• Given exercise
Identify and reproduce every line holding the string "this".

• Dataset items
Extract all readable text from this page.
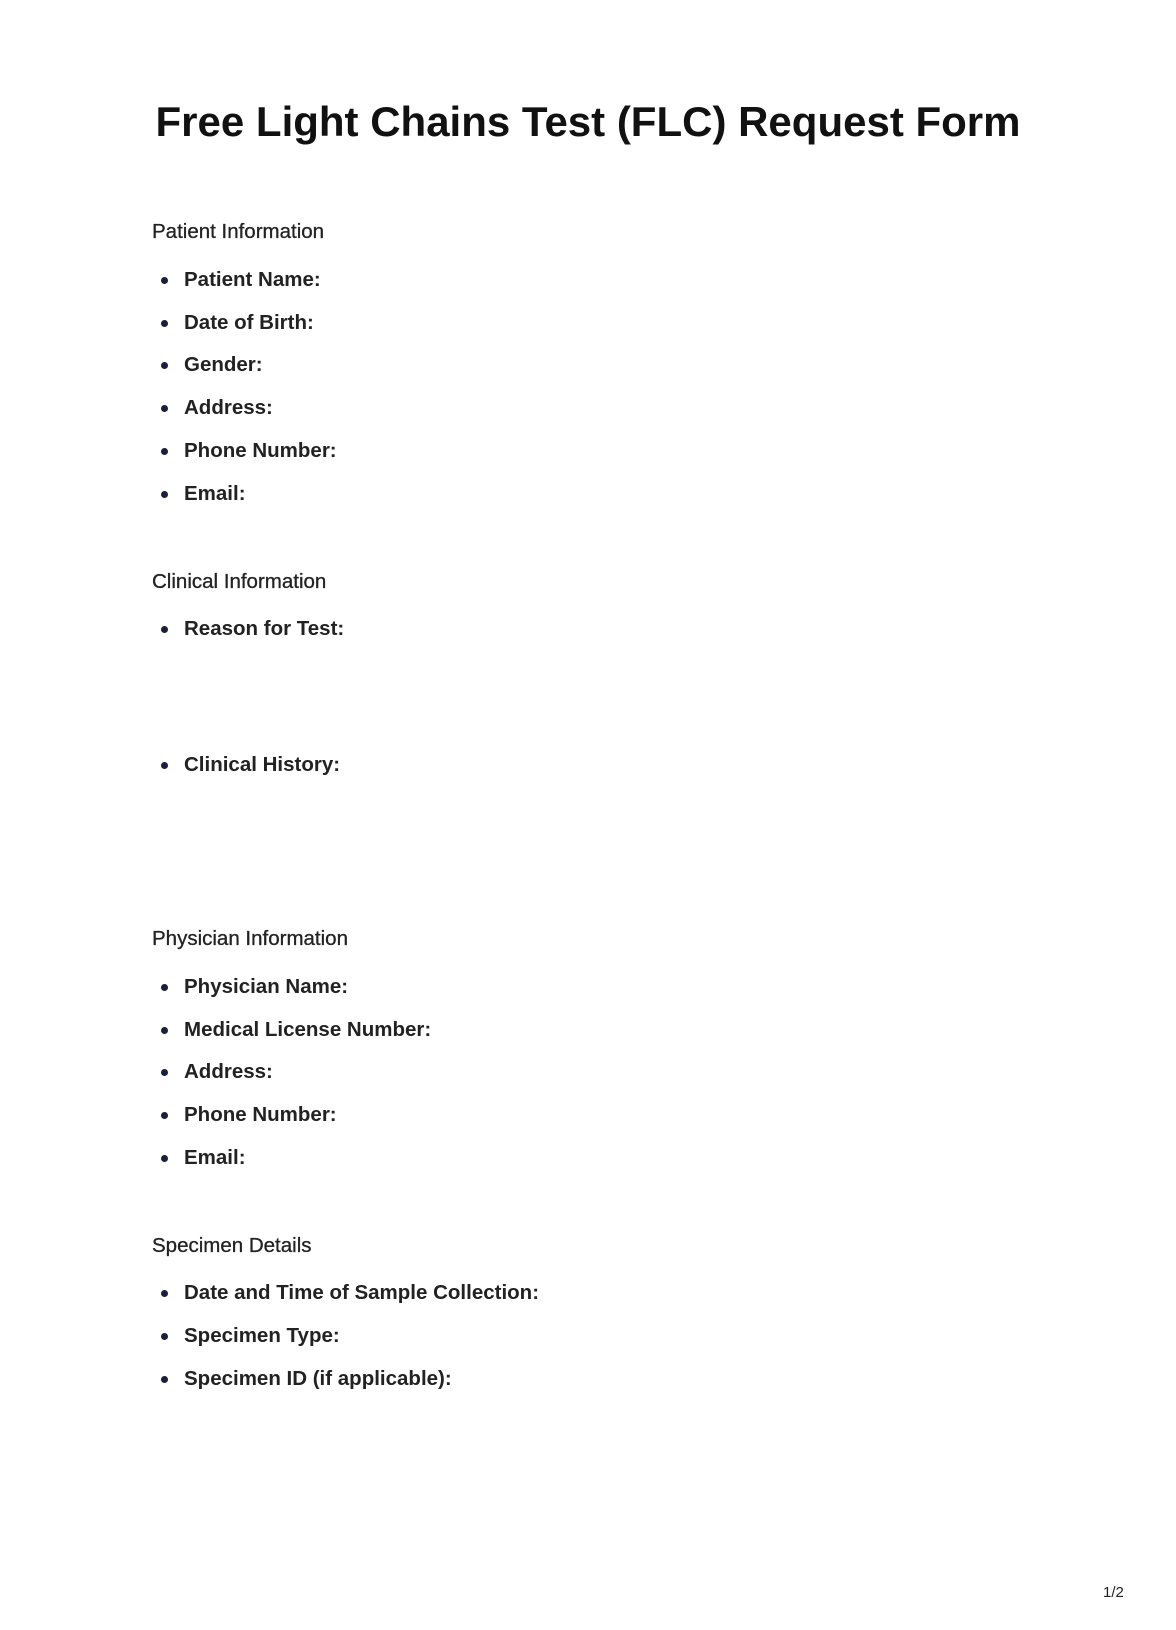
Free Light Chains Test (FLC) Request Form
Patient Information
Patient Name:
Date of Birth:
Gender:
Address:
Phone Number:
Email:
Clinical Information
Reason for Test:
Clinical History:
Physician Information
Physician Name:
Medical License Number:
Address:
Phone Number:
Email:
Specimen Details
Date and Time of Sample Collection:
Specimen Type:
Specimen ID (if applicable):
1/2
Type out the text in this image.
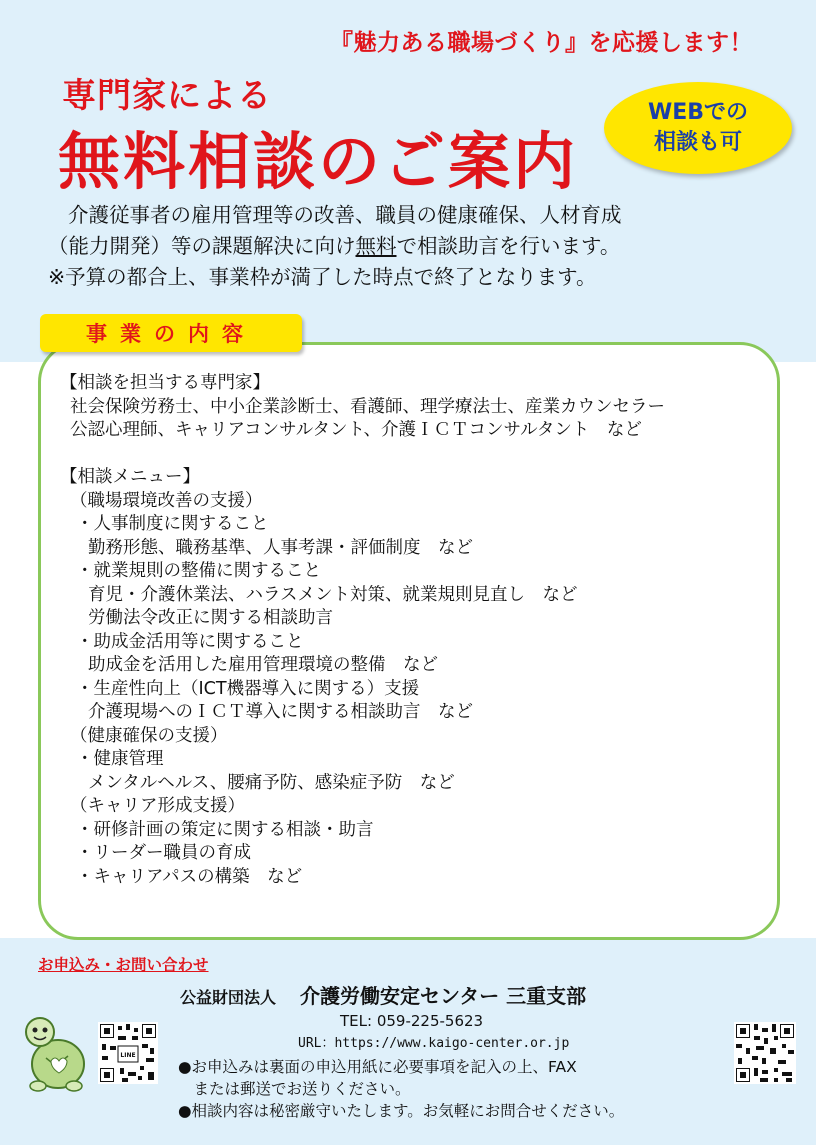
『魅力ある職場づくり』を応援します！
専門家による
無料相談のご案内
WEBでの
相談も可
介護従事者の雇用管理等の改善、職員の健康確保、人材育成
（能力開発）等の課題解決に向け無料で相談助言を行います。
※予算の都合上、事業枠が満了した時点で終了となります。
事業の内容
【相談を担当する専門家】
社会保険労務士、中小企業診断士、看護師、理学療法士、産業カウンセラー
公認心理師、キャリアコンサルタント、介護ＩＣＴコンサルタント　など
【相談メニュー】
（職場環境改善の支援）
・人事制度に関すること
勤務形態、職務基準、人事考課・評価制度　など
・就業規則の整備に関すること
育児・介護休業法、ハラスメント対策、就業規則見直し　など
労働法令改正に関する相談助言
・助成金活用等に関すること
助成金を活用した雇用管理環境の整備　など
・生産性向上（ICT機器導入に関する）支援
介護現場へのＩＣＴ導入に関する相談助言　など
（健康確保の支援）
・健康管理
メンタルヘルス、腰痛予防、感染症予防　など
（キャリア形成支援）
・研修計画の策定に関する相談・助言
・リーダー職員の育成
・キャリアパスの構築　など
お申込み・お問い合わせ
公益財団法人 介護労働安定センター 三重支部
TEL: 059-225-5623
URL：https://www.kaigo-center.or.jp
●お申込みは裏面の申込用紙に必要事項を記入の上、FAX
　または郵送でお送りください。
●相談内容は秘密厳守いたします。お気軽にお問合せください。
LINE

• Solution below
Extract all readable text from this page.
Type out the text in this image.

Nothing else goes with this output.